* _Excerpts from a figure dataset_
↓↓↓

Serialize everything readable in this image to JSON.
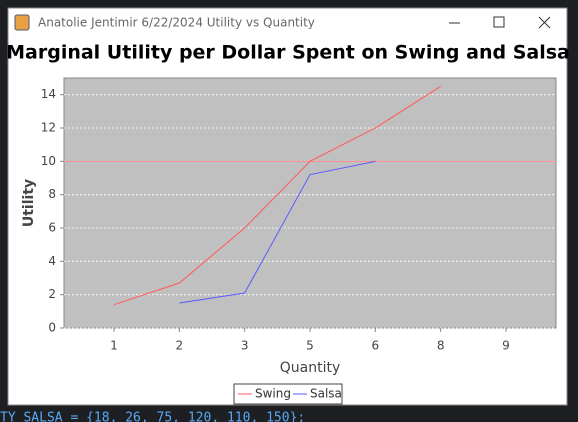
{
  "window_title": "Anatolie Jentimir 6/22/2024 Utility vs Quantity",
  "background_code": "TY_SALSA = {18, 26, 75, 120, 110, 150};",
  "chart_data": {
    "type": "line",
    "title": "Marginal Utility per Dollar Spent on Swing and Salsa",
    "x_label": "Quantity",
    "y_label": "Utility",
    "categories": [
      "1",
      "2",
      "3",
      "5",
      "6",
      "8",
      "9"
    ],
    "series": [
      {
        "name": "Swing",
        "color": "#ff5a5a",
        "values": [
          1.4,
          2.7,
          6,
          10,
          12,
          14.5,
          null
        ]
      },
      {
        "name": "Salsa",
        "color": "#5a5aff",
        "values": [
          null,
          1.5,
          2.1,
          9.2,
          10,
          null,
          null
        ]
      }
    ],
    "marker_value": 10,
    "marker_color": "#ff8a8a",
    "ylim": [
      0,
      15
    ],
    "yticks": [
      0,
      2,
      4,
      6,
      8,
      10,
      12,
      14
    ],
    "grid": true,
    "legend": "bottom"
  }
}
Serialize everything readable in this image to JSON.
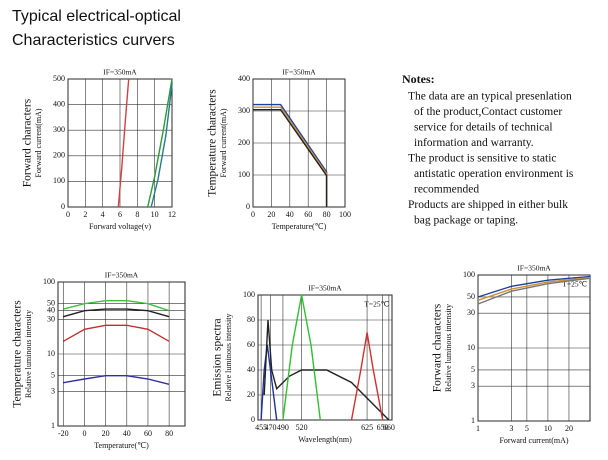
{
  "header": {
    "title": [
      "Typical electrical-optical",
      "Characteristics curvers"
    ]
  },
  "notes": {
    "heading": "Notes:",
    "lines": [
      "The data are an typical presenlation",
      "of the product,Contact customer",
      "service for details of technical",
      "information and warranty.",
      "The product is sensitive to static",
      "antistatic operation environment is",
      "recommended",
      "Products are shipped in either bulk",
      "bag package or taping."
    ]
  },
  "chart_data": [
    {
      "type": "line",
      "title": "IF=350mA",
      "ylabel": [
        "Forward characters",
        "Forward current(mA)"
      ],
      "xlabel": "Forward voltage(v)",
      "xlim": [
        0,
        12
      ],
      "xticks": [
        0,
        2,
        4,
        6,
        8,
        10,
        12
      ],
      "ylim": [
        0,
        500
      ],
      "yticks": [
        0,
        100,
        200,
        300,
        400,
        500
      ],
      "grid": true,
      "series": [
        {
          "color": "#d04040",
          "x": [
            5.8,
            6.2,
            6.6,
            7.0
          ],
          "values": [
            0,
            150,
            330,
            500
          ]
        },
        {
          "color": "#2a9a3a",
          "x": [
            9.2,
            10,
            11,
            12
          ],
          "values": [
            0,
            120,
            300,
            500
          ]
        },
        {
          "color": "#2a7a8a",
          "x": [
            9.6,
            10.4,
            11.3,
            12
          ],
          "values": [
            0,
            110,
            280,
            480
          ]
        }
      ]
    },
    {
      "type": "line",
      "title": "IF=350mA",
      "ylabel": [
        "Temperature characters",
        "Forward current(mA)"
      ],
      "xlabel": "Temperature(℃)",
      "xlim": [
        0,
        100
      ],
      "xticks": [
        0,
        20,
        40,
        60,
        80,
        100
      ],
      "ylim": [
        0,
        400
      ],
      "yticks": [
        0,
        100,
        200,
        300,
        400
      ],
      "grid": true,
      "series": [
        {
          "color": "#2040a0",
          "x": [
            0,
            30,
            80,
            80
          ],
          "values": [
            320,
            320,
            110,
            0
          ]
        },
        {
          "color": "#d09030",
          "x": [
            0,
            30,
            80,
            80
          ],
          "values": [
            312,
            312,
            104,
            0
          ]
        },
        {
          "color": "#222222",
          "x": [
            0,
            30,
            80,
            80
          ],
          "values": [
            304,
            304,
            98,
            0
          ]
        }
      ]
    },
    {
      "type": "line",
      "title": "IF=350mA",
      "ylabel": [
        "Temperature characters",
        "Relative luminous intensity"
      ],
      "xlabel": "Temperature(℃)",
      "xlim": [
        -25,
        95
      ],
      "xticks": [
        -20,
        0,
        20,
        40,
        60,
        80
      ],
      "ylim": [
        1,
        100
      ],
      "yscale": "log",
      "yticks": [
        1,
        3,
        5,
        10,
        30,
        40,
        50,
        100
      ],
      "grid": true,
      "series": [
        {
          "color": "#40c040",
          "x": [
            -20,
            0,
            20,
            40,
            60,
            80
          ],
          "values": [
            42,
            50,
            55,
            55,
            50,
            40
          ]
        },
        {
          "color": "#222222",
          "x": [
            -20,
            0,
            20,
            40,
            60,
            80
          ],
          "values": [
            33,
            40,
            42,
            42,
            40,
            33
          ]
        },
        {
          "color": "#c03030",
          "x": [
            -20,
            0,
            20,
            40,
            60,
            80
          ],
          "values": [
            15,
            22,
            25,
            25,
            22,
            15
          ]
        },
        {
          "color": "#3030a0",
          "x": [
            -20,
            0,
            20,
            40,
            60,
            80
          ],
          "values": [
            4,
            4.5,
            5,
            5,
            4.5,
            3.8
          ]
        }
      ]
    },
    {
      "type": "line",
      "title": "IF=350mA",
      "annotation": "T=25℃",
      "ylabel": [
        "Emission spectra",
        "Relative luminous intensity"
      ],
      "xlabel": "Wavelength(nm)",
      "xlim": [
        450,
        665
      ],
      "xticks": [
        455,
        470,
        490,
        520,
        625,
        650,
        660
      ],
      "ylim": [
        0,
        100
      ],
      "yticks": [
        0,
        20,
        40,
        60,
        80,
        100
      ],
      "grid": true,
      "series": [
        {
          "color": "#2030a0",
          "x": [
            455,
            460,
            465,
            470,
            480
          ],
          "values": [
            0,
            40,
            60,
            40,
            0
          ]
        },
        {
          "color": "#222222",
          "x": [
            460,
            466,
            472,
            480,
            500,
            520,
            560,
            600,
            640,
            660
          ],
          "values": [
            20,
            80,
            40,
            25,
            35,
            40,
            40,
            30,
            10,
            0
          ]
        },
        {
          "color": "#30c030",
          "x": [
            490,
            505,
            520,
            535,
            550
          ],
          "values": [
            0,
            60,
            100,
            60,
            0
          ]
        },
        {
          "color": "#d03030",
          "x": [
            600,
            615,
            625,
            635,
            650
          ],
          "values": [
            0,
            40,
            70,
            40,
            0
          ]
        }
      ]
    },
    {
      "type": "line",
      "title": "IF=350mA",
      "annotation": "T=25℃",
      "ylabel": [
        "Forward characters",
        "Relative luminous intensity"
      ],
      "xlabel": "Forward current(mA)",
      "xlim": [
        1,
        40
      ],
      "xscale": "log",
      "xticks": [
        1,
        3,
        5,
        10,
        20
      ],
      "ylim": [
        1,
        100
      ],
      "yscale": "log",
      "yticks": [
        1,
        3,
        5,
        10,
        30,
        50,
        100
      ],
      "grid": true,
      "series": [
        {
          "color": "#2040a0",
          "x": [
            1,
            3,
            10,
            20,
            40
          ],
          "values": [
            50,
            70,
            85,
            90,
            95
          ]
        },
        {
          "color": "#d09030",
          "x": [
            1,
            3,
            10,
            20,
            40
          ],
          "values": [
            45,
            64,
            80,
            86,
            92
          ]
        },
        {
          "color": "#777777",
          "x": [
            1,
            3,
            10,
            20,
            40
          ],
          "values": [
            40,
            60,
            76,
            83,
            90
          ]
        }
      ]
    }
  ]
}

↑↑↑
↓↓↓

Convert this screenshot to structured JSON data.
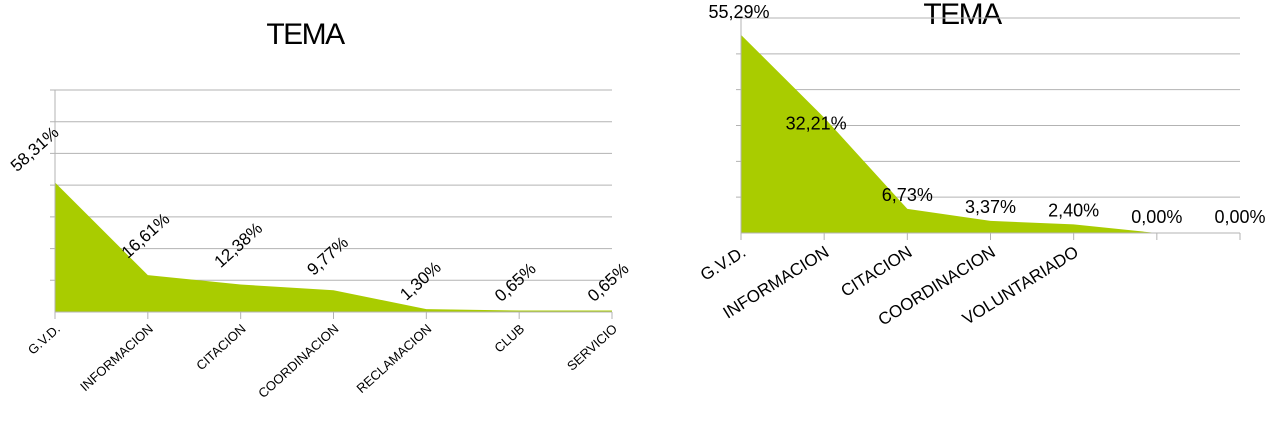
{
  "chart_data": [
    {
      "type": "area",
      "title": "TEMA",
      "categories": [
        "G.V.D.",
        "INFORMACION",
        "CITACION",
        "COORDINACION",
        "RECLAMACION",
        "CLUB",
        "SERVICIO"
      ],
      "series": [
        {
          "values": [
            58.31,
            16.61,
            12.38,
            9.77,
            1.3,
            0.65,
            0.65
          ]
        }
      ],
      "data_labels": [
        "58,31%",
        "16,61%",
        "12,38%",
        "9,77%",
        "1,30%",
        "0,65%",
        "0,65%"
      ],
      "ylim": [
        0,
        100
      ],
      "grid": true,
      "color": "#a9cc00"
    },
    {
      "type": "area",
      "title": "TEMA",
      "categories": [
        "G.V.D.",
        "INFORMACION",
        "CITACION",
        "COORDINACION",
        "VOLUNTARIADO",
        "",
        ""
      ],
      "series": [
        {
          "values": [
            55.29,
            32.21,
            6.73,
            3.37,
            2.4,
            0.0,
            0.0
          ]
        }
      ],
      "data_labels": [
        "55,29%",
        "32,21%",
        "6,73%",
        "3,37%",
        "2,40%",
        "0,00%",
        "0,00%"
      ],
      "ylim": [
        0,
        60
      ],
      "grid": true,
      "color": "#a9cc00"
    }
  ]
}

↑↑↑

Where a line above contains the word "Quantity", copy that line.

  "window_title": "Anatolie Jentimir 6/22/2024 Utility vs Quantity",
    "x_label": "Quantity",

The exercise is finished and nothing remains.